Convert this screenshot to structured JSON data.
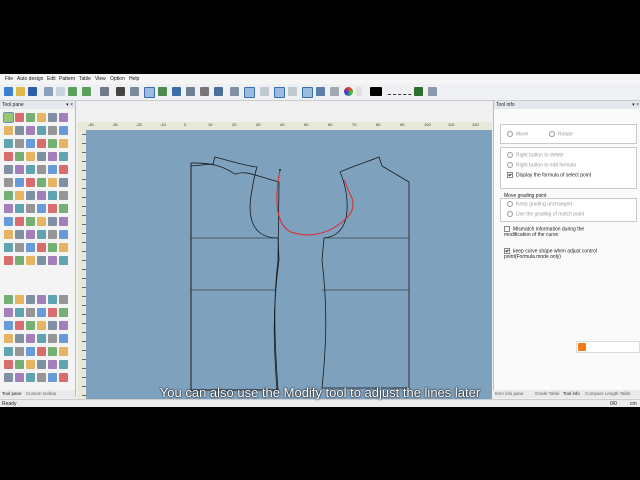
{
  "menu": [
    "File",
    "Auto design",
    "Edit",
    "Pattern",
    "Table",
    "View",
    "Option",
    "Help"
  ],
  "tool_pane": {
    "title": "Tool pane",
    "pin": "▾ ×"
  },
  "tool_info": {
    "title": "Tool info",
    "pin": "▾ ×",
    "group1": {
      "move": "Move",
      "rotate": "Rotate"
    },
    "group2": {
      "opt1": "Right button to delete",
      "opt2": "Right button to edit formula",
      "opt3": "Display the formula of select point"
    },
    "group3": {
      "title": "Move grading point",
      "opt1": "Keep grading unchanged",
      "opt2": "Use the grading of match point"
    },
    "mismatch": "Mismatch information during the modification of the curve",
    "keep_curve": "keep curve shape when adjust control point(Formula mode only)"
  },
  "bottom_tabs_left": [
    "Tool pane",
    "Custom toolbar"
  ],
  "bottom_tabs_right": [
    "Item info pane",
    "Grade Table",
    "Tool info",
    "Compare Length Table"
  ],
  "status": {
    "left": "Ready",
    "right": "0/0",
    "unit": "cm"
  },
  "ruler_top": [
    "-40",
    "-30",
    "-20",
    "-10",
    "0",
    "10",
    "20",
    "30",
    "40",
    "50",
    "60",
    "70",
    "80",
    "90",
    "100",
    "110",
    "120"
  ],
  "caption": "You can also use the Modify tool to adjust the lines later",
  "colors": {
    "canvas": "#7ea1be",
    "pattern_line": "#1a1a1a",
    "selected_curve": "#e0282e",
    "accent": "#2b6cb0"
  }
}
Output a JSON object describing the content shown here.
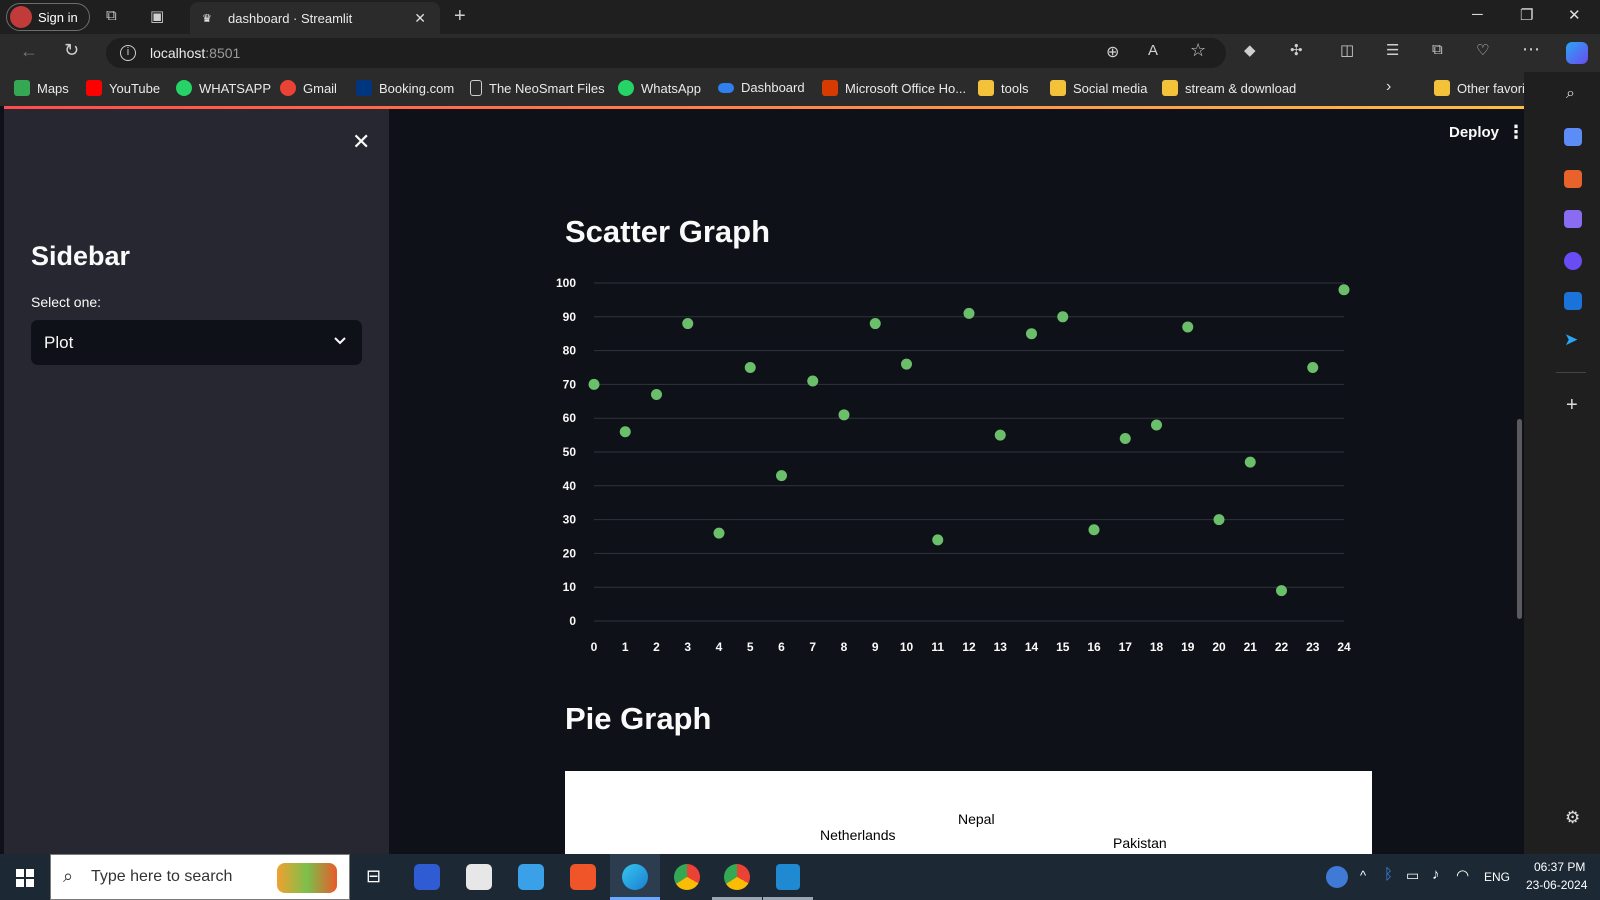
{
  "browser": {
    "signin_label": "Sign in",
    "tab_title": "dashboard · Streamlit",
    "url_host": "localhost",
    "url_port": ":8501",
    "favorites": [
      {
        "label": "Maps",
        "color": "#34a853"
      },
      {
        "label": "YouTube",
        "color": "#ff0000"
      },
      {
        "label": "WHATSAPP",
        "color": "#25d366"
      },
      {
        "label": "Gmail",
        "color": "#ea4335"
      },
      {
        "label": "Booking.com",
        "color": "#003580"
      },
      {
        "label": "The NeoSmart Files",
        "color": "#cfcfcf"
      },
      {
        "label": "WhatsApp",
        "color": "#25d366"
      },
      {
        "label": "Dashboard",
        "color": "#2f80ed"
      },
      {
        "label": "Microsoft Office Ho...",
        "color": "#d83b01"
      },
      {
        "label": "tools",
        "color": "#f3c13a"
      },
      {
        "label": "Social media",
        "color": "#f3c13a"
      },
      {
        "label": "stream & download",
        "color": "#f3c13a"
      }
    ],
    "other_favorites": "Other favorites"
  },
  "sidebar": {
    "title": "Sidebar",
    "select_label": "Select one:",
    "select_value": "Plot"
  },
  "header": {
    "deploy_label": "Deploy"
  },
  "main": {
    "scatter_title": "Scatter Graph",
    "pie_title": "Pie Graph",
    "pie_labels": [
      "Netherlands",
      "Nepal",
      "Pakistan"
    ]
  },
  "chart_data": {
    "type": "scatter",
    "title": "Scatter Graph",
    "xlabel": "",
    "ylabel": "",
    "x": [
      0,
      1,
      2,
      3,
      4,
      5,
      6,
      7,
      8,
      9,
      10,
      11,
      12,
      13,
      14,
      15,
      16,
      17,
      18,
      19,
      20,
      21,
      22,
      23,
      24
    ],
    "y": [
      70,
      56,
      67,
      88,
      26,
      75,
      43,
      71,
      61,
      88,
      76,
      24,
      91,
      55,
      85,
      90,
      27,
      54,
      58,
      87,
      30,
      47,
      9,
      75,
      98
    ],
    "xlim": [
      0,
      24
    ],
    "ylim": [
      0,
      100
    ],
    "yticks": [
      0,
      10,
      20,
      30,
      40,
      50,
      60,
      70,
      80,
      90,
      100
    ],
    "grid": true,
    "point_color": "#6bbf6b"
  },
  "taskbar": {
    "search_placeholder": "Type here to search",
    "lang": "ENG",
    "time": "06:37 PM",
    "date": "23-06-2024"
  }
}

******

# Directions for this task
Omit pictures; set down the rest of the material word for word.

# Response to this exercise
Convert this screenshot to structured JSON data.
{
  "menu": [
    "File",
    "Auto design",
    "Edit",
    "Pattern",
    "Table",
    "View",
    "Option",
    "Help"
  ],
  "tool_pane": {
    "title": "Tool pane",
    "pin": "▾ ×"
  },
  "tool_info": {
    "title": "Tool info",
    "pin": "▾ ×",
    "group1": {
      "move": "Move",
      "rotate": "Rotate"
    },
    "group2": {
      "opt1": "Right button to delete",
      "opt2": "Right button to edit formula",
      "opt3": "Display the formula of select point"
    },
    "group3": {
      "title": "Move grading point",
      "opt1": "Keep grading unchanged",
      "opt2": "Use the grading of match point"
    },
    "mismatch": "Mismatch information during the modification of the curve",
    "keep_curve": "keep curve shape when adjust control point(Formula mode only)"
  },
  "bottom_tabs_left": [
    "Tool pane",
    "Custom toolbar"
  ],
  "bottom_tabs_right": [
    "Item info pane",
    "Grade Table",
    "Tool info",
    "Compare Length Table"
  ],
  "status": {
    "left": "Ready",
    "right": "0/0",
    "unit": "cm"
  },
  "ruler_top": [
    "-40",
    "-30",
    "-20",
    "-10",
    "0",
    "10",
    "20",
    "30",
    "40",
    "50",
    "60",
    "70",
    "80",
    "90",
    "100",
    "110",
    "120"
  ],
  "caption": "You can also use the Modify tool to adjust the lines later",
  "colors": {
    "canvas": "#7ea1be",
    "pattern_line": "#1a1a1a",
    "selected_curve": "#e0282e",
    "accent": "#2b6cb0"
  }
}
Output a JSON object describing the content shown here.
{
  "browser": {
    "signin_label": "Sign in",
    "tab_title": "dashboard · Streamlit",
    "url_host": "localhost",
    "url_port": ":8501",
    "favorites": [
      {
        "label": "Maps",
        "color": "#34a853"
      },
      {
        "label": "YouTube",
        "color": "#ff0000"
      },
      {
        "label": "WHATSAPP",
        "color": "#25d366"
      },
      {
        "label": "Gmail",
        "color": "#ea4335"
      },
      {
        "label": "Booking.com",
        "color": "#003580"
      },
      {
        "label": "The NeoSmart Files",
        "color": "#cfcfcf"
      },
      {
        "label": "WhatsApp",
        "color": "#25d366"
      },
      {
        "label": "Dashboard",
        "color": "#2f80ed"
      },
      {
        "label": "Microsoft Office Ho...",
        "color": "#d83b01"
      },
      {
        "label": "tools",
        "color": "#f3c13a"
      },
      {
        "label": "Social media",
        "color": "#f3c13a"
      },
      {
        "label": "stream & download",
        "color": "#f3c13a"
      }
    ],
    "other_favorites": "Other favorites"
  },
  "sidebar": {
    "title": "Sidebar",
    "select_label": "Select one:",
    "select_value": "Plot"
  },
  "header": {
    "deploy_label": "Deploy"
  },
  "main": {
    "scatter_title": "Scatter Graph",
    "pie_title": "Pie Graph",
    "pie_labels": [
      "Netherlands",
      "Nepal",
      "Pakistan"
    ]
  },
  "chart_data": {
    "type": "scatter",
    "title": "Scatter Graph",
    "xlabel": "",
    "ylabel": "",
    "x": [
      0,
      1,
      2,
      3,
      4,
      5,
      6,
      7,
      8,
      9,
      10,
      11,
      12,
      13,
      14,
      15,
      16,
      17,
      18,
      19,
      20,
      21,
      22,
      23,
      24
    ],
    "y": [
      70,
      56,
      67,
      88,
      26,
      75,
      43,
      71,
      61,
      88,
      76,
      24,
      91,
      55,
      85,
      90,
      27,
      54,
      58,
      87,
      30,
      47,
      9,
      75,
      98
    ],
    "xlim": [
      0,
      24
    ],
    "ylim": [
      0,
      100
    ],
    "yticks": [
      0,
      10,
      20,
      30,
      40,
      50,
      60,
      70,
      80,
      90,
      100
    ],
    "grid": true,
    "point_color": "#6bbf6b"
  },
  "taskbar": {
    "search_placeholder": "Type here to search",
    "lang": "ENG",
    "time": "06:37 PM",
    "date": "23-06-2024"
  }
}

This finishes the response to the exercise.